Source data:
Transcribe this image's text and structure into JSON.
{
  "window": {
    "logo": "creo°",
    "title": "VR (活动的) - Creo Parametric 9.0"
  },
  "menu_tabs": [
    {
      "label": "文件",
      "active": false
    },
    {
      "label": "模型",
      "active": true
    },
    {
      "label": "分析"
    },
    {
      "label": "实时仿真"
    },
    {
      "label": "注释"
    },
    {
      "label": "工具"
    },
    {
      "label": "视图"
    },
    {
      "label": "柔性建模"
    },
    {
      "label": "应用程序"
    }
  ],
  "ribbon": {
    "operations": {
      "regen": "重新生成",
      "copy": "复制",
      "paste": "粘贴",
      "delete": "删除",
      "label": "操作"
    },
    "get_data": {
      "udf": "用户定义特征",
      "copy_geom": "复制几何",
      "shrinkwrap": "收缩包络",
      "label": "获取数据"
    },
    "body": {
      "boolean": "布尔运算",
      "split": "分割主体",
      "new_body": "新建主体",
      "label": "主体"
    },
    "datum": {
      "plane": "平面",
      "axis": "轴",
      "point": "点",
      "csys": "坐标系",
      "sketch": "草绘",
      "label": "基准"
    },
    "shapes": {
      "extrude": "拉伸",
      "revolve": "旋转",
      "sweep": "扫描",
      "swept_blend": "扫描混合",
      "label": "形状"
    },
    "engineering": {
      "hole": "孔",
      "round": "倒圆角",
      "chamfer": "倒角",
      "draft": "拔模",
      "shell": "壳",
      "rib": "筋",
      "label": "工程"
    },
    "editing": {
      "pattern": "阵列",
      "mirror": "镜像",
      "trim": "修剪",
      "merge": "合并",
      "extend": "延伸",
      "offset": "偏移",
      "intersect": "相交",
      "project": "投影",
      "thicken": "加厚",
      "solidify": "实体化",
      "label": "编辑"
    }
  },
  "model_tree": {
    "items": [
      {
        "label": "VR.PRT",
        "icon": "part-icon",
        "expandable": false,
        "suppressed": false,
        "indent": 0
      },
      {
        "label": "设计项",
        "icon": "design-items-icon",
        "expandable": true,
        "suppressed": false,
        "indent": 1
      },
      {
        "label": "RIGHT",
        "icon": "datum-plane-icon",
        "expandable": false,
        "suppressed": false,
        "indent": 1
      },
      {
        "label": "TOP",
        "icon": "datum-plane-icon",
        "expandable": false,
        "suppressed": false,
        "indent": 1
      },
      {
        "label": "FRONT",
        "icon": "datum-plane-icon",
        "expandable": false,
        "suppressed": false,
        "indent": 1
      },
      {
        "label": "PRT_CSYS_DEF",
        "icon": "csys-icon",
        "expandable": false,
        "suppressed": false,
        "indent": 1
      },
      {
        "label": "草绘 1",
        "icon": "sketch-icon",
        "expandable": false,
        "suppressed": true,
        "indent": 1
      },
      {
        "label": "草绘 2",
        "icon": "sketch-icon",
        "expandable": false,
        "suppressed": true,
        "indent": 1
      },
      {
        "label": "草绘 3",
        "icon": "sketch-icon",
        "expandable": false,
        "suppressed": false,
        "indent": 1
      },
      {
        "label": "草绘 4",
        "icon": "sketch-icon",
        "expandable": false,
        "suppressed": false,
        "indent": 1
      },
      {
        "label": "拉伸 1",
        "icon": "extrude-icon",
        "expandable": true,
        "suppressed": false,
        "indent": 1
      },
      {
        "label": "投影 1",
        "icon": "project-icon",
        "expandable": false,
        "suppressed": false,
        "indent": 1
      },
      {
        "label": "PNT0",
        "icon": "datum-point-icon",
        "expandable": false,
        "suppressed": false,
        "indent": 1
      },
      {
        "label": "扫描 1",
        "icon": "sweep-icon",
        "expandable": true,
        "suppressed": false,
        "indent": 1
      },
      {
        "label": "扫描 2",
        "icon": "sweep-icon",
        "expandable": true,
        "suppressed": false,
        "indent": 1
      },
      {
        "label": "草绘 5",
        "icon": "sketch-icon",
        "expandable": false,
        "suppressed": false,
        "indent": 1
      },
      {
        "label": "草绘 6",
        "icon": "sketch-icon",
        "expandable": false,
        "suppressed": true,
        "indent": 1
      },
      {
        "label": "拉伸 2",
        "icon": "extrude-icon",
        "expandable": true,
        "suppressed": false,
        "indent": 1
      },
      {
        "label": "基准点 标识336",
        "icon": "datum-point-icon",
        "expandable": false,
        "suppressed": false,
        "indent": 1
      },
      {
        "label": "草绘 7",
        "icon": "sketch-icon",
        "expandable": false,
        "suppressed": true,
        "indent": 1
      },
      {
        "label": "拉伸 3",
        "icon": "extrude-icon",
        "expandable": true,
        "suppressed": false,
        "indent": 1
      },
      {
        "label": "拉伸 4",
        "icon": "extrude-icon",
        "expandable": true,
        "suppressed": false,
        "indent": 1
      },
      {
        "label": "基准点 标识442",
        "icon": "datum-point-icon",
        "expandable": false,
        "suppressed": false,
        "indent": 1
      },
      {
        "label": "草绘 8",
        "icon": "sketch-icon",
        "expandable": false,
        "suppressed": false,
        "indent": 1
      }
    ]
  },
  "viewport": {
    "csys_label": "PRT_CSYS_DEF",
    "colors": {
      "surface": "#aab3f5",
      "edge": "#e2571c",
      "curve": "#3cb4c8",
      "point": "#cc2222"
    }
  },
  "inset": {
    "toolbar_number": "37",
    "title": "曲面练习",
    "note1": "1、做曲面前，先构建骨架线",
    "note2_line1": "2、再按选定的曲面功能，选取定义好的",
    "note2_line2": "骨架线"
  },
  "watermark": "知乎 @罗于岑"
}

Task description:
Using the entries above, please restate each one word for word.

Exercise output:
Transcribe this image's text and structure into JSON.
{
  "window": {
    "logo": "creo°",
    "title": "VR (活动的) - Creo Parametric 9.0"
  },
  "menu_tabs": [
    {
      "label": "文件",
      "active": false
    },
    {
      "label": "模型",
      "active": true
    },
    {
      "label": "分析"
    },
    {
      "label": "实时仿真"
    },
    {
      "label": "注释"
    },
    {
      "label": "工具"
    },
    {
      "label": "视图"
    },
    {
      "label": "柔性建模"
    },
    {
      "label": "应用程序"
    }
  ],
  "ribbon": {
    "operations": {
      "regen": "重新生成",
      "copy": "复制",
      "paste": "粘贴",
      "delete": "删除",
      "label": "操作"
    },
    "get_data": {
      "udf": "用户定义特征",
      "copy_geom": "复制几何",
      "shrinkwrap": "收缩包络",
      "label": "获取数据"
    },
    "body": {
      "boolean": "布尔运算",
      "split": "分割主体",
      "new_body": "新建主体",
      "label": "主体"
    },
    "datum": {
      "plane": "平面",
      "axis": "轴",
      "point": "点",
      "csys": "坐标系",
      "sketch": "草绘",
      "label": "基准"
    },
    "shapes": {
      "extrude": "拉伸",
      "revolve": "旋转",
      "sweep": "扫描",
      "swept_blend": "扫描混合",
      "label": "形状"
    },
    "engineering": {
      "hole": "孔",
      "round": "倒圆角",
      "chamfer": "倒角",
      "draft": "拔模",
      "shell": "壳",
      "rib": "筋",
      "label": "工程"
    },
    "editing": {
      "pattern": "阵列",
      "mirror": "镜像",
      "trim": "修剪",
      "merge": "合并",
      "extend": "延伸",
      "offset": "偏移",
      "intersect": "相交",
      "project": "投影",
      "thicken": "加厚",
      "solidify": "实体化",
      "label": "编辑"
    }
  },
  "model_tree": {
    "items": [
      {
        "label": "VR.PRT",
        "icon": "part-icon",
        "expandable": false,
        "suppressed": false,
        "indent": 0
      },
      {
        "label": "设计项",
        "icon": "design-items-icon",
        "expandable": true,
        "suppressed": false,
        "indent": 1
      },
      {
        "label": "RIGHT",
        "icon": "datum-plane-icon",
        "expandable": false,
        "suppressed": false,
        "indent": 1
      },
      {
        "label": "TOP",
        "icon": "datum-plane-icon",
        "expandable": false,
        "suppressed": false,
        "indent": 1
      },
      {
        "label": "FRONT",
        "icon": "datum-plane-icon",
        "expandable": false,
        "suppressed": false,
        "indent": 1
      },
      {
        "label": "PRT_CSYS_DEF",
        "icon": "csys-icon",
        "expandable": false,
        "suppressed": false,
        "indent": 1
      },
      {
        "label": "草绘 1",
        "icon": "sketch-icon",
        "expandable": false,
        "suppressed": true,
        "indent": 1
      },
      {
        "label": "草绘 2",
        "icon": "sketch-icon",
        "expandable": false,
        "suppressed": true,
        "indent": 1
      },
      {
        "label": "草绘 3",
        "icon": "sketch-icon",
        "expandable": false,
        "suppressed": false,
        "indent": 1
      },
      {
        "label": "草绘 4",
        "icon": "sketch-icon",
        "expandable": false,
        "suppressed": false,
        "indent": 1
      },
      {
        "label": "拉伸 1",
        "icon": "extrude-icon",
        "expandable": true,
        "suppressed": false,
        "indent": 1
      },
      {
        "label": "投影 1",
        "icon": "project-icon",
        "expandable": false,
        "suppressed": false,
        "indent": 1
      },
      {
        "label": "PNT0",
        "icon": "datum-point-icon",
        "expandable": false,
        "suppressed": false,
        "indent": 1
      },
      {
        "label": "扫描 1",
        "icon": "sweep-icon",
        "expandable": true,
        "suppressed": false,
        "indent": 1
      },
      {
        "label": "扫描 2",
        "icon": "sweep-icon",
        "expandable": true,
        "suppressed": false,
        "indent": 1
      },
      {
        "label": "草绘 5",
        "icon": "sketch-icon",
        "expandable": false,
        "suppressed": false,
        "indent": 1
      },
      {
        "label": "草绘 6",
        "icon": "sketch-icon",
        "expandable": false,
        "suppressed": true,
        "indent": 1
      },
      {
        "label": "拉伸 2",
        "icon": "extrude-icon",
        "expandable": true,
        "suppressed": false,
        "indent": 1
      },
      {
        "label": "基准点 标识336",
        "icon": "datum-point-icon",
        "expandable": false,
        "suppressed": false,
        "indent": 1
      },
      {
        "label": "草绘 7",
        "icon": "sketch-icon",
        "expandable": false,
        "suppressed": true,
        "indent": 1
      },
      {
        "label": "拉伸 3",
        "icon": "extrude-icon",
        "expandable": true,
        "suppressed": false,
        "indent": 1
      },
      {
        "label": "拉伸 4",
        "icon": "extrude-icon",
        "expandable": true,
        "suppressed": false,
        "indent": 1
      },
      {
        "label": "基准点 标识442",
        "icon": "datum-point-icon",
        "expandable": false,
        "suppressed": false,
        "indent": 1
      },
      {
        "label": "草绘 8",
        "icon": "sketch-icon",
        "expandable": false,
        "suppressed": false,
        "indent": 1
      }
    ]
  },
  "viewport": {
    "csys_label": "PRT_CSYS_DEF",
    "colors": {
      "surface": "#aab3f5",
      "edge": "#e2571c",
      "curve": "#3cb4c8",
      "point": "#cc2222"
    }
  },
  "inset": {
    "toolbar_number": "37",
    "title": "曲面练习",
    "note1": "1、做曲面前，先构建骨架线",
    "note2_line1": "2、再按选定的曲面功能，选取定义好的",
    "note2_line2": "骨架线"
  },
  "watermark": "知乎 @罗于岑"
}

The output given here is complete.